====== Supplied entries ======

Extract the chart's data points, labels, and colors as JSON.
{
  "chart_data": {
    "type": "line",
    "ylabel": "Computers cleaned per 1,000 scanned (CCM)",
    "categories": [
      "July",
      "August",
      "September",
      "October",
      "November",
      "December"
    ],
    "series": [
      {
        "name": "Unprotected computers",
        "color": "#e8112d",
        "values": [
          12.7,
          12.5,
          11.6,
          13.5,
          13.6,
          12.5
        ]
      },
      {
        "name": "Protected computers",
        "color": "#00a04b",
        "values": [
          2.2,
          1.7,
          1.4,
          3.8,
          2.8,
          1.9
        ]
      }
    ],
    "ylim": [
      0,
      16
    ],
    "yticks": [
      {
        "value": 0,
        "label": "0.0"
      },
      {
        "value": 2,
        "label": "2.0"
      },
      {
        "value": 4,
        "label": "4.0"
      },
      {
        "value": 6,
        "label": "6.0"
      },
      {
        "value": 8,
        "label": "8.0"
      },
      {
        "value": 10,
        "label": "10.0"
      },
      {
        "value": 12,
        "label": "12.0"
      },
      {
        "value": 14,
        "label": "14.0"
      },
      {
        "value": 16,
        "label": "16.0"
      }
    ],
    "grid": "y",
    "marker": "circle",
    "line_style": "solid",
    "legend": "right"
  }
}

======

What the task requires. Pull out every line above that holds the word "name".

Result.
        "name": "Unprotected computers",
        "name": "Protected computers",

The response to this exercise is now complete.